* _GIVEN INSTRUCTION_
Below is a set of records. Repeat all of them exactly.

Items listed in a dataset
##############################

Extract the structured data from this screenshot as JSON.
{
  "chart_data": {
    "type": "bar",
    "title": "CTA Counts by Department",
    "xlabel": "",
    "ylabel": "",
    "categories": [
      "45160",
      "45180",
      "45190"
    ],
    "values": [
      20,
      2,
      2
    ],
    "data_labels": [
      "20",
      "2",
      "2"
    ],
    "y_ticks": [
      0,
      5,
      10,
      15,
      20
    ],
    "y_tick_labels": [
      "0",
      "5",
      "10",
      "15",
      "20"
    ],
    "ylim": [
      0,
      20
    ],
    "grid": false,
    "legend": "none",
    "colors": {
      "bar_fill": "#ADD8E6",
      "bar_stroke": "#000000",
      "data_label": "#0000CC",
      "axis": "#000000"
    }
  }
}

##############################

* _ANSWER FOR THE TASK_
Extract the structured data from this screenshot as JSON.
{
  "chart_data": {
    "type": "bar",
    "title": "CTA Counts by Department",
    "xlabel": "",
    "ylabel": "",
    "categories": [
      "45160",
      "45180",
      "45190"
    ],
    "values": [
      20,
      2,
      2
    ],
    "data_labels": [
      "20",
      "2",
      "2"
    ],
    "y_ticks": [
      0,
      5,
      10,
      15,
      20
    ],
    "y_tick_labels": [
      "0",
      "5",
      "10",
      "15",
      "20"
    ],
    "ylim": [
      0,
      20
    ],
    "grid": false,
    "legend": "none",
    "colors": {
      "bar_fill": "#ADD8E6",
      "bar_stroke": "#000000",
      "data_label": "#0000CC",
      "axis": "#000000"
    }
  }
}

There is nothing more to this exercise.